Recorded data
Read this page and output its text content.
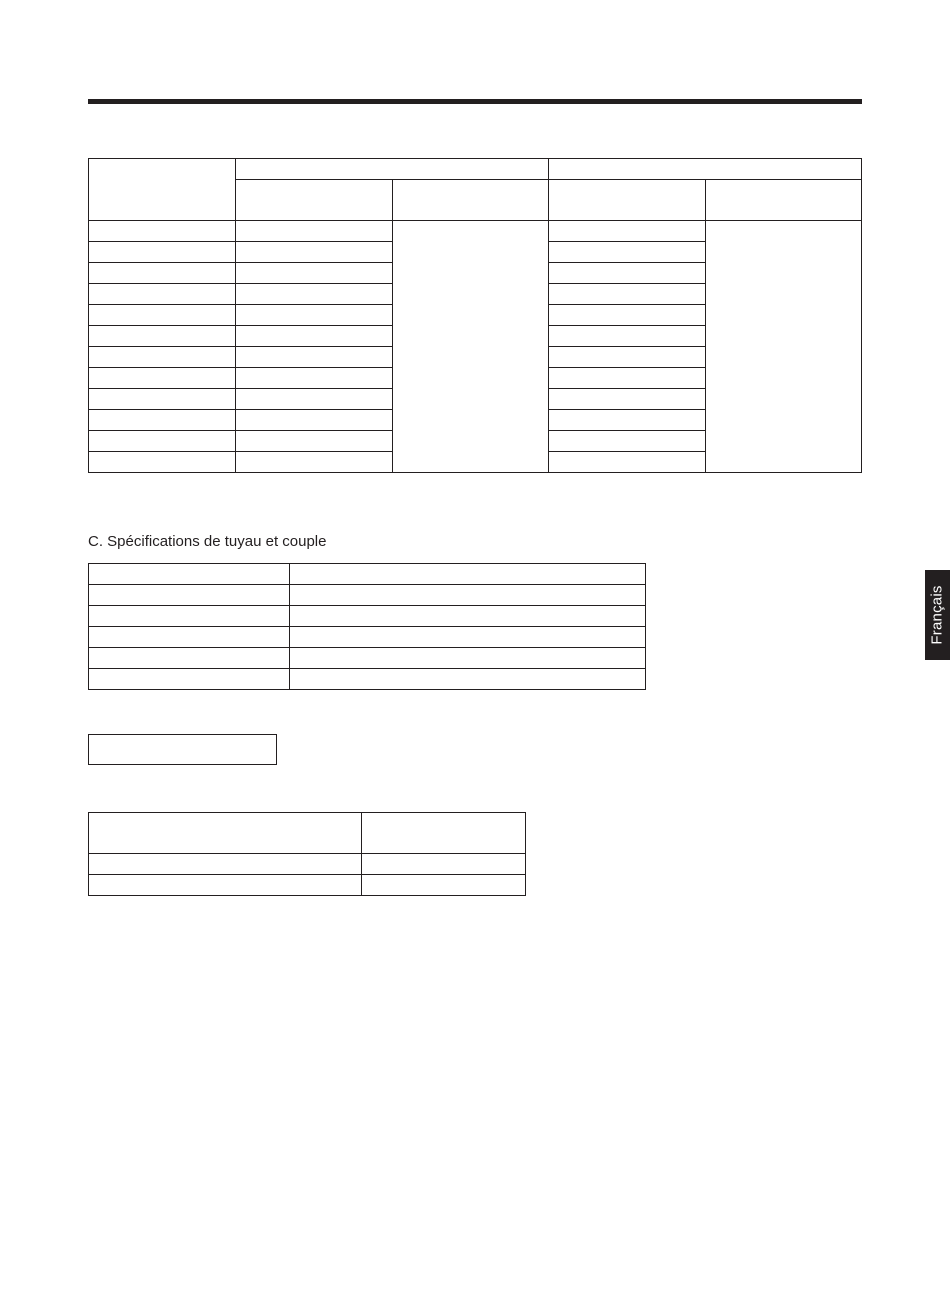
C. Spécifications de tuyau et couple

Français
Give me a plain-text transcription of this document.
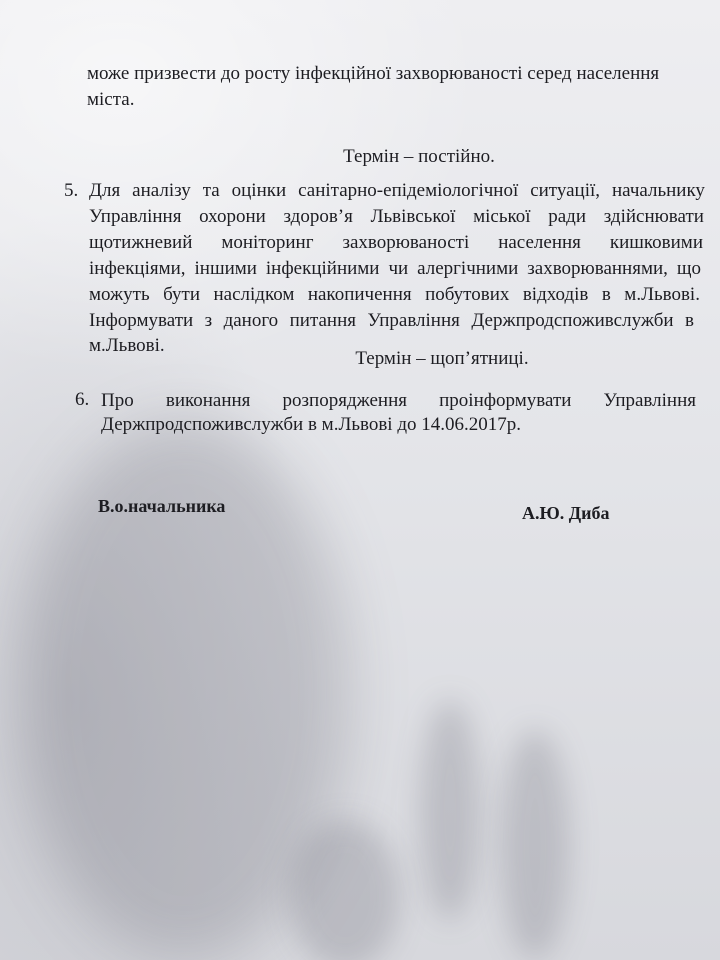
може призвести до росту інфекційної захворюваності серед населення
міста.
Термін – постійно.
5. Для аналізу та оцінки санітарно-епідеміологічної ситуації, начальнику
Управління охорони здоров’я Львівської міської ради здійснювати
щотижневий моніторинг захворюваності населення кишковими
інфекціями, іншими інфекційними чи алергічними захворюваннями, що
можуть бути наслідком накопичення побутових відходів в м.Львові.
Інформувати з даного питання Управління Держпродспоживслужби в
м.Львові.
Термін – щоп’ятниці.
6. Про виконання розпорядження проінформувати Управління
Держпродспоживслужби в м.Львові до 14.06.2017р.
В.о.начальника	А.Ю. Диба
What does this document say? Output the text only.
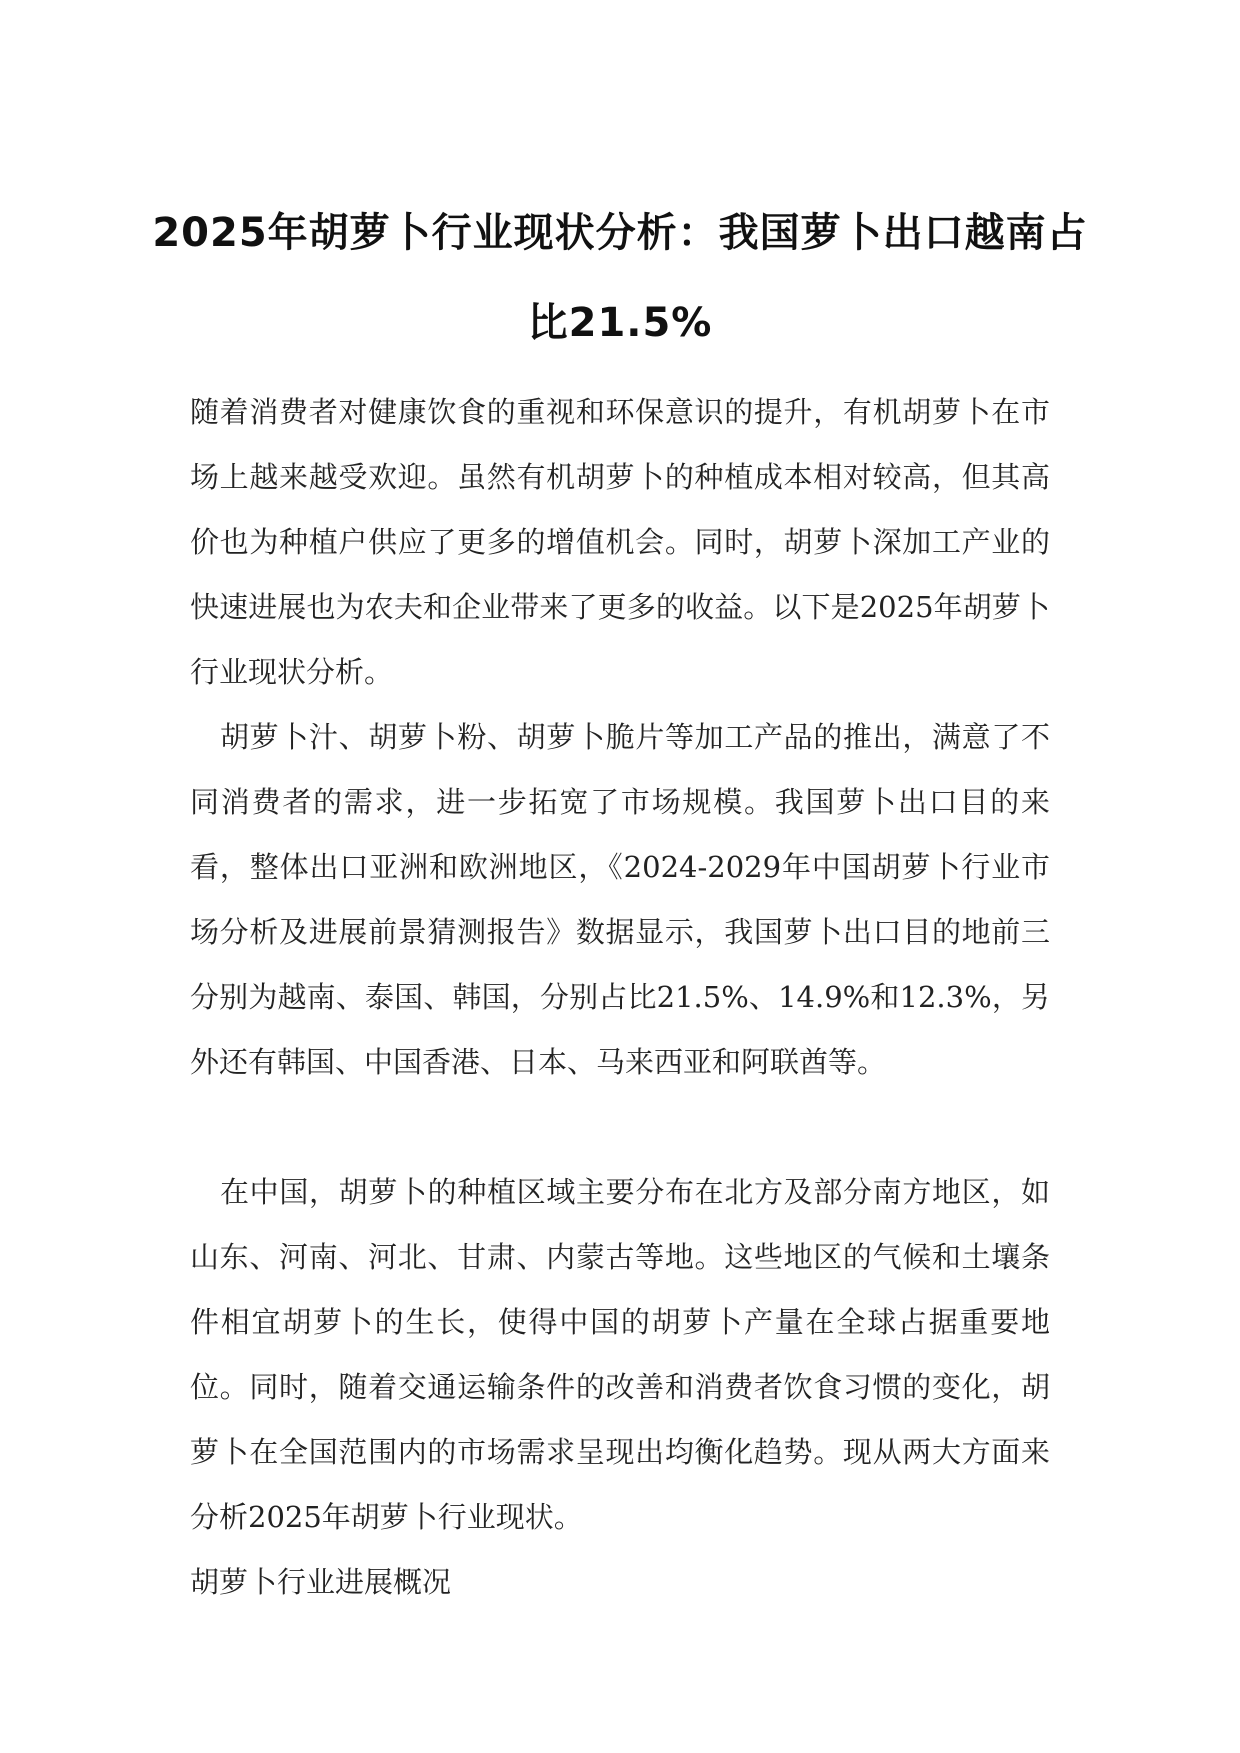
2025年胡萝卜行业现状分析：我国萝卜出口越南占比21.5%

随着消费者对健康饮食的重视和环保意识的提升，有机胡萝卜在市场上越来越受欢迎。虽然有机胡萝卜的种植成本相对较高，但其高价也为种植户供应了更多的增值机会。同时，胡萝卜深加工产业的快速进展也为农夫和企业带来了更多的收益。以下是2025年胡萝卜行业现状分析。

胡萝卜汁、胡萝卜粉、胡萝卜脆片等加工产品的推出，满意了不同消费者的需求，进一步拓宽了市场规模。我国萝卜出口目的来看，整体出口亚洲和欧洲地区，《2024-2029年中国胡萝卜行业市场分析及进展前景猜测报告》数据显示，我国萝卜出口目的地前三分别为越南、泰国、韩国，分别占比21.5%、14.9%和12.3%，另外还有韩国、中国香港、日本、马来西亚和阿联酋等。

在中国，胡萝卜的种植区域主要分布在北方及部分南方地区，如山东、河南、河北、甘肃、内蒙古等地。这些地区的气候和土壤条件相宜胡萝卜的生长，使得中国的胡萝卜产量在全球占据重要地位。同时，随着交通运输条件的改善和消费者饮食习惯的变化，胡萝卜在全国范围内的市场需求呈现出均衡化趋势。现从两大方面来分析2025年胡萝卜行业现状。

胡萝卜行业进展概况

** EXERCISE GOAL **
Give again exactly the lines from the one holding "What does this" to the final line of the records, both ends included; any pictures stay out.

** WRITTEN REPLY **
What does this document say? Output the text only.
2025年胡萝卜行业现状分析：我国萝卜出口越南占比21.5%

随着消费者对健康饮食的重视和环保意识的提升，有机胡萝卜在市场上越来越受欢迎。虽然有机胡萝卜的种植成本相对较高，但其高价也为种植户供应了更多的增值机会。同时，胡萝卜深加工产业的快速进展也为农夫和企业带来了更多的收益。以下是2025年胡萝卜行业现状分析。

胡萝卜汁、胡萝卜粉、胡萝卜脆片等加工产品的推出，满意了不同消费者的需求，进一步拓宽了市场规模。我国萝卜出口目的来看，整体出口亚洲和欧洲地区，《2024-2029年中国胡萝卜行业市场分析及进展前景猜测报告》数据显示，我国萝卜出口目的地前三分别为越南、泰国、韩国，分别占比21.5%、14.9%和12.3%，另外还有韩国、中国香港、日本、马来西亚和阿联酋等。

在中国，胡萝卜的种植区域主要分布在北方及部分南方地区，如山东、河南、河北、甘肃、内蒙古等地。这些地区的气候和土壤条件相宜胡萝卜的生长，使得中国的胡萝卜产量在全球占据重要地位。同时，随着交通运输条件的改善和消费者饮食习惯的变化，胡萝卜在全国范围内的市场需求呈现出均衡化趋势。现从两大方面来分析2025年胡萝卜行业现状。

胡萝卜行业进展概况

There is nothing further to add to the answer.